* What you should do: Repeat the records below in their entirety, exactly.

Extracted data Start Marker

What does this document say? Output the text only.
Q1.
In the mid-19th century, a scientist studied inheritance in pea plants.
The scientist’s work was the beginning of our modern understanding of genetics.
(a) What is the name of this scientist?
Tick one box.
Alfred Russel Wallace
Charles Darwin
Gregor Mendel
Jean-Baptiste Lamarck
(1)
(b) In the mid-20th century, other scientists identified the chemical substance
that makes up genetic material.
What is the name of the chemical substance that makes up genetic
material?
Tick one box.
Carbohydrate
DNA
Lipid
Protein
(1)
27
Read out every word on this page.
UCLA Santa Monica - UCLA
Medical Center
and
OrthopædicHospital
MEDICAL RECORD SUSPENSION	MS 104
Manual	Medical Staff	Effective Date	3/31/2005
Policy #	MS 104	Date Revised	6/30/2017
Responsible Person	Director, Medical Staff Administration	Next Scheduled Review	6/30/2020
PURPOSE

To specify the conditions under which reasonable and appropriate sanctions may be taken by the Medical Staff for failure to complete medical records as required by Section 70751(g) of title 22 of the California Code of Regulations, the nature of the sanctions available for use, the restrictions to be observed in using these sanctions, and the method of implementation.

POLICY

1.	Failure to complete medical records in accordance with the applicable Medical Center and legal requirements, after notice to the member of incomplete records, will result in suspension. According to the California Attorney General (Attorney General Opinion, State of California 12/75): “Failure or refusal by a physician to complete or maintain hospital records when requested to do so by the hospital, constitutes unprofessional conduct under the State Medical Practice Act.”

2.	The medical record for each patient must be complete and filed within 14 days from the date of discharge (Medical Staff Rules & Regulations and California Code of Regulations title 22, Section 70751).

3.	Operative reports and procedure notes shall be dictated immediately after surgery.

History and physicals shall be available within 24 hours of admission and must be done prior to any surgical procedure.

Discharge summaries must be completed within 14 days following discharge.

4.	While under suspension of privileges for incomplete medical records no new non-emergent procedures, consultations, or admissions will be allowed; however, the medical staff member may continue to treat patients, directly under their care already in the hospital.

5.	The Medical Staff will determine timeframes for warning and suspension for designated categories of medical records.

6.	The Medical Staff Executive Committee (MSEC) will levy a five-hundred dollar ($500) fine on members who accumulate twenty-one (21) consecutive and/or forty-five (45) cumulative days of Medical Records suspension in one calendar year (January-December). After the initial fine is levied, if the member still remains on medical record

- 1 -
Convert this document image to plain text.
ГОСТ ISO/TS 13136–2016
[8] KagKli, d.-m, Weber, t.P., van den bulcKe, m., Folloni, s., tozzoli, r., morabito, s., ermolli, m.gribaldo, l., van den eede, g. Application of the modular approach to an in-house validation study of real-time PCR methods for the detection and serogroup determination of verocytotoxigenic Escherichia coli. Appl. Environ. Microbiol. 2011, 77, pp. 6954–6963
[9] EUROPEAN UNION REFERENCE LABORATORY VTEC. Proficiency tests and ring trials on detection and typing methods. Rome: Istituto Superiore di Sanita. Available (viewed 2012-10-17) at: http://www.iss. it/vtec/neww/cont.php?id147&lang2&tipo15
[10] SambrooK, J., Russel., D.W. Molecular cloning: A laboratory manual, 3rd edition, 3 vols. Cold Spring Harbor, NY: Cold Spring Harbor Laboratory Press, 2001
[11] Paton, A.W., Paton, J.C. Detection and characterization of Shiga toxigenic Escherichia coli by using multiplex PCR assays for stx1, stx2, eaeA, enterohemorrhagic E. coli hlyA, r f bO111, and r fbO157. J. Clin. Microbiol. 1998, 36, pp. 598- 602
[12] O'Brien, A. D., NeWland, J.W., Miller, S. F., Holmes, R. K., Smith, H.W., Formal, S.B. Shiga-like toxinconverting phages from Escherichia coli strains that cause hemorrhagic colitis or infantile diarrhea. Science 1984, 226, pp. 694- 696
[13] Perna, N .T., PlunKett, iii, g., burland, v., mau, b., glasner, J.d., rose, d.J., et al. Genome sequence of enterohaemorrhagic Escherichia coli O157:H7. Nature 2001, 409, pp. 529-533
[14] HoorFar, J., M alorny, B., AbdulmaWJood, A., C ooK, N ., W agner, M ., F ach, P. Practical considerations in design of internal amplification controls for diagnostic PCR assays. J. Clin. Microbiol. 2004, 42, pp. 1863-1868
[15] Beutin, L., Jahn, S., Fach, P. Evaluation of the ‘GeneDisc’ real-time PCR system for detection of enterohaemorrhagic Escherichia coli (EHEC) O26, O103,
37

Extracted data End Marker

* Response:
What does this document say? Output the text only.
Q1.
In the mid-19th century, a scientist studied inheritance in pea plants.
The scientist’s work was the beginning of our modern understanding of genetics.
(a) What is the name of this scientist?
Tick one box.
Alfred Russel Wallace
Charles Darwin
Gregor Mendel
Jean-Baptiste Lamarck
(1)
(b) In the mid-20th century, other scientists identified the chemical substance
that makes up genetic material.
What is the name of the chemical substance that makes up genetic
material?
Tick one box.
Carbohydrate
DNA
Lipid
Protein
(1)
27
Read out every word on this page.
UCLA Santa Monica - UCLA
Medical Center
and
OrthopædicHospital
MEDICAL RECORD SUSPENSION	MS 104
Manual	Medical Staff	Effective Date	3/31/2005
Policy #	MS 104	Date Revised	6/30/2017
Responsible Person	Director, Medical Staff Administration	Next Scheduled Review	6/30/2020
PURPOSE

To specify the conditions under which reasonable and appropriate sanctions may be taken by the Medical Staff for failure to complete medical records as required by Section 70751(g) of title 22 of the California Code of Regulations, the nature of the sanctions available for use, the restrictions to be observed in using these sanctions, and the method of implementation.

POLICY

1.	Failure to complete medical records in accordance with the applicable Medical Center and legal requirements, after notice to the member of incomplete records, will result in suspension. According to the California Attorney General (Attorney General Opinion, State of California 12/75): “Failure or refusal by a physician to complete or maintain hospital records when requested to do so by the hospital, constitutes unprofessional conduct under the State Medical Practice Act.”

2.	The medical record for each patient must be complete and filed within 14 days from the date of discharge (Medical Staff Rules & Regulations and California Code of Regulations title 22, Section 70751).

3.	Operative reports and procedure notes shall be dictated immediately after surgery.

History and physicals shall be available within 24 hours of admission and must be done prior to any surgical procedure.

Discharge summaries must be completed within 14 days following discharge.

4.	While under suspension of privileges for incomplete medical records no new non-emergent procedures, consultations, or admissions will be allowed; however, the medical staff member may continue to treat patients, directly under their care already in the hospital.

5.	The Medical Staff will determine timeframes for warning and suspension for designated categories of medical records.

6.	The Medical Staff Executive Committee (MSEC) will levy a five-hundred dollar ($500) fine on members who accumulate twenty-one (21) consecutive and/or forty-five (45) cumulative days of Medical Records suspension in one calendar year (January-December). After the initial fine is levied, if the member still remains on medical record

- 1 -
Convert this document image to plain text.
ГОСТ ISO/TS 13136–2016
[8] KagKli, d.-m, Weber, t.P., van den bulcKe, m., Folloni, s., tozzoli, r., morabito, s., ermolli, m.gribaldo, l., van den eede, g. Application of the modular approach to an in-house validation study of real-time PCR methods for the detection and serogroup determination of verocytotoxigenic Escherichia coli. Appl. Environ. Microbiol. 2011, 77, pp. 6954–6963
[9] EUROPEAN UNION REFERENCE LABORATORY VTEC. Proficiency tests and ring trials on detection and typing methods. Rome: Istituto Superiore di Sanita. Available (viewed 2012-10-17) at: http://www.iss. it/vtec/neww/cont.php?id147&lang2&tipo15
[10] SambrooK, J., Russel., D.W. Molecular cloning: A laboratory manual, 3rd edition, 3 vols. Cold Spring Harbor, NY: Cold Spring Harbor Laboratory Press, 2001
[11] Paton, A.W., Paton, J.C. Detection and characterization of Shiga toxigenic Escherichia coli by using multiplex PCR assays for stx1, stx2, eaeA, enterohemorrhagic E. coli hlyA, r f bO111, and r fbO157. J. Clin. Microbiol. 1998, 36, pp. 598- 602
[12] O'Brien, A. D., NeWland, J.W., Miller, S. F., Holmes, R. K., Smith, H.W., Formal, S.B. Shiga-like toxinconverting phages from Escherichia coli strains that cause hemorrhagic colitis or infantile diarrhea. Science 1984, 226, pp. 694- 696
[13] Perna, N .T., PlunKett, iii, g., burland, v., mau, b., glasner, J.d., rose, d.J., et al. Genome sequence of enterohaemorrhagic Escherichia coli O157:H7. Nature 2001, 409, pp. 529-533
[14] HoorFar, J., M alorny, B., AbdulmaWJood, A., C ooK, N ., W agner, M ., F ach, P. Practical considerations in design of internal amplification controls for diagnostic PCR assays. J. Clin. Microbiol. 2004, 42, pp. 1863-1868
[15] Beutin, L., Jahn, S., Fach, P. Evaluation of the ‘GeneDisc’ real-time PCR system for detection of enterohaemorrhagic Escherichia coli (EHEC) O26, O103,
37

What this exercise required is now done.